Gather all lines with "Chagas" from the records.

══ Raw data ══

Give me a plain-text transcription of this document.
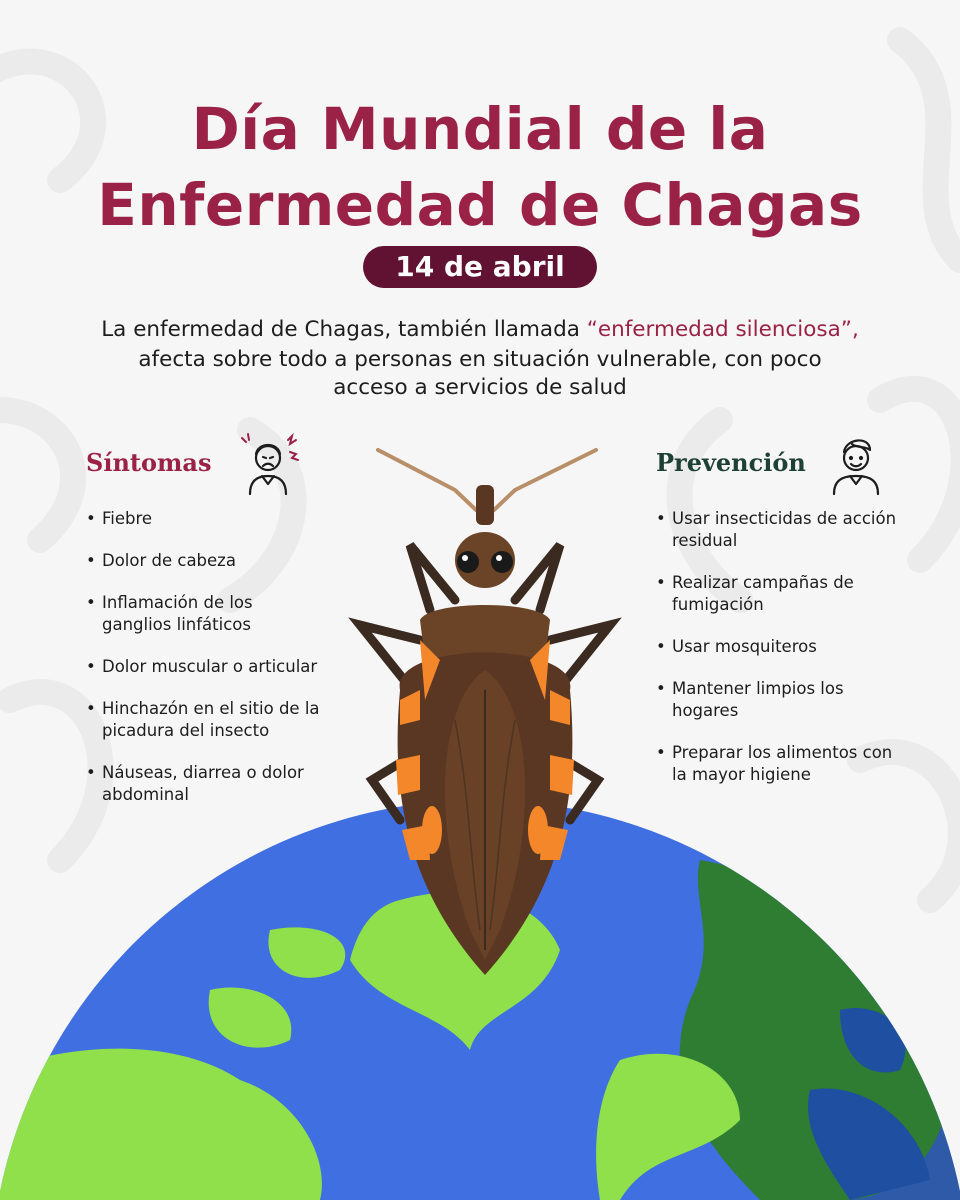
Día Mundial de la
Enfermedad de Chagas
14 de abril
La enfermedad de Chagas, también llamada “enfermedad silenciosa”,
afecta sobre todo a personas en situación vulnerable, con poco
acceso a servicios de salud
Síntomas
• Fiebre
• Dolor de cabeza
• Inflamación de los ganglios linfáticos
• Dolor muscular o articular
• Hinchazón en el sitio de la picadura del insecto
• Náuseas, diarrea o dolor abdominal
Prevención
• Usar insecticidas de acción residual
• Realizar campañas de fumigación
• Usar mosquiteros
• Mantener limpios los hogares
• Preparar los alimentos con la mayor higiene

═══

Exercise output:
Enfermedad de Chagas
La enfermedad de Chagas, también llamada “enfermedad silenciosa”,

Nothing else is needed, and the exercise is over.